→ **Exercise goal**
Gather every line holding the string "team".

→ **Stored records**
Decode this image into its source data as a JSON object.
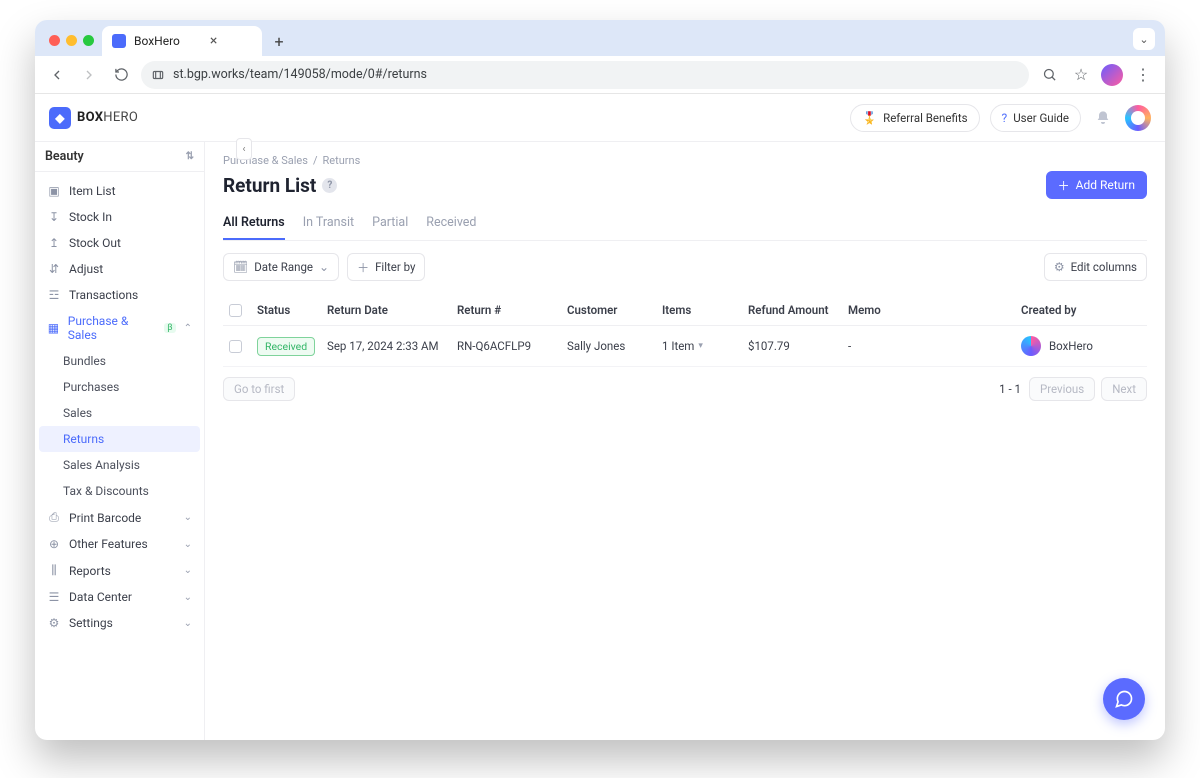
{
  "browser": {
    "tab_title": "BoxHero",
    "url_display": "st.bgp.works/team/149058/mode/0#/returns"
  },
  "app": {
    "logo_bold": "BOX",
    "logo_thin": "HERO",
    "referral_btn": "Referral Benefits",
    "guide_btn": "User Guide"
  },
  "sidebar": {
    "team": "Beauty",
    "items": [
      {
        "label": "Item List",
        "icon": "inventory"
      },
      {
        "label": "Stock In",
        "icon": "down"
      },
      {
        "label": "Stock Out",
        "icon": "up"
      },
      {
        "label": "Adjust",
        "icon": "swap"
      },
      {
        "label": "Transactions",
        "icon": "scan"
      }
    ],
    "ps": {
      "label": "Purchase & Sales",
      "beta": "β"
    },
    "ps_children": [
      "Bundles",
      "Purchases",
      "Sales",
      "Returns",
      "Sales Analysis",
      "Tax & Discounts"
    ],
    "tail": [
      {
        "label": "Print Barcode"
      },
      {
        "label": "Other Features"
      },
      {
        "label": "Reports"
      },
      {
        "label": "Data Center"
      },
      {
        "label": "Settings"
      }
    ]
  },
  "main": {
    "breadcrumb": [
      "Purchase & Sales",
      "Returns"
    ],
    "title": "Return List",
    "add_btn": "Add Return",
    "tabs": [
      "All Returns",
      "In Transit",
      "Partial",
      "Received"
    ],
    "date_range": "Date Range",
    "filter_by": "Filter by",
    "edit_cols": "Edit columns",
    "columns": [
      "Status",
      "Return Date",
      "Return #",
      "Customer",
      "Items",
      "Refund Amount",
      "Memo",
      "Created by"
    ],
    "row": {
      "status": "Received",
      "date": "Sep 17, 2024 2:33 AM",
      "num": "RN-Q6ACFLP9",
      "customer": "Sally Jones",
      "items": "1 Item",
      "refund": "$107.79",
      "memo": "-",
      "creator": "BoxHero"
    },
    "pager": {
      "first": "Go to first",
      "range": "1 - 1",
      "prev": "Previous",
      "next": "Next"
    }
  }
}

→ **Result**
    "url_display": "st.bgp.works/team/149058/mode/0#/returns"
    "team": "Beauty",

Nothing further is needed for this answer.